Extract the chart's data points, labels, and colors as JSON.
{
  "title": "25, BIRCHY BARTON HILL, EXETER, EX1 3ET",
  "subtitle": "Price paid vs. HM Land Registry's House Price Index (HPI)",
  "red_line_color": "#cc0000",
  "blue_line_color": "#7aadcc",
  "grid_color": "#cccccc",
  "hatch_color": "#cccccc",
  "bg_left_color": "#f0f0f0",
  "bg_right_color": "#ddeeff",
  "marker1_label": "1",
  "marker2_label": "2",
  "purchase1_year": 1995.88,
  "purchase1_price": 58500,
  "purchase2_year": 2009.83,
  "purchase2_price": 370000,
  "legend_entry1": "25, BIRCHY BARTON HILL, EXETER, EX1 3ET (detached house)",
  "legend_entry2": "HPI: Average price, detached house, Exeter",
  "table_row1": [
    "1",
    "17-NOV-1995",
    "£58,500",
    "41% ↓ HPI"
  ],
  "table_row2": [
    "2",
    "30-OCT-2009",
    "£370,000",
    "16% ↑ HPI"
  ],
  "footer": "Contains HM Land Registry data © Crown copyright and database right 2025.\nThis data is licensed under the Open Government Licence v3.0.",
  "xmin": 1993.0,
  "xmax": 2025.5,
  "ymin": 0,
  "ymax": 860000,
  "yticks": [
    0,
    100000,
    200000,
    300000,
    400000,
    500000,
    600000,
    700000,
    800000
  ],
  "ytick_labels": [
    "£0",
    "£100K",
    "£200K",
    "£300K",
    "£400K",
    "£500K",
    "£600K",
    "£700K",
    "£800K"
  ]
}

☆ ☆ ☆

Task instructions: Look through the entries and find each line that has the string "BARTON". Copy those lines.

Written solution:
  "title": "25, BIRCHY BARTON HILL, EXETER, EX1 3ET",
  "legend_entry1": "25, BIRCHY BARTON HILL, EXETER, EX1 3ET (detached house)",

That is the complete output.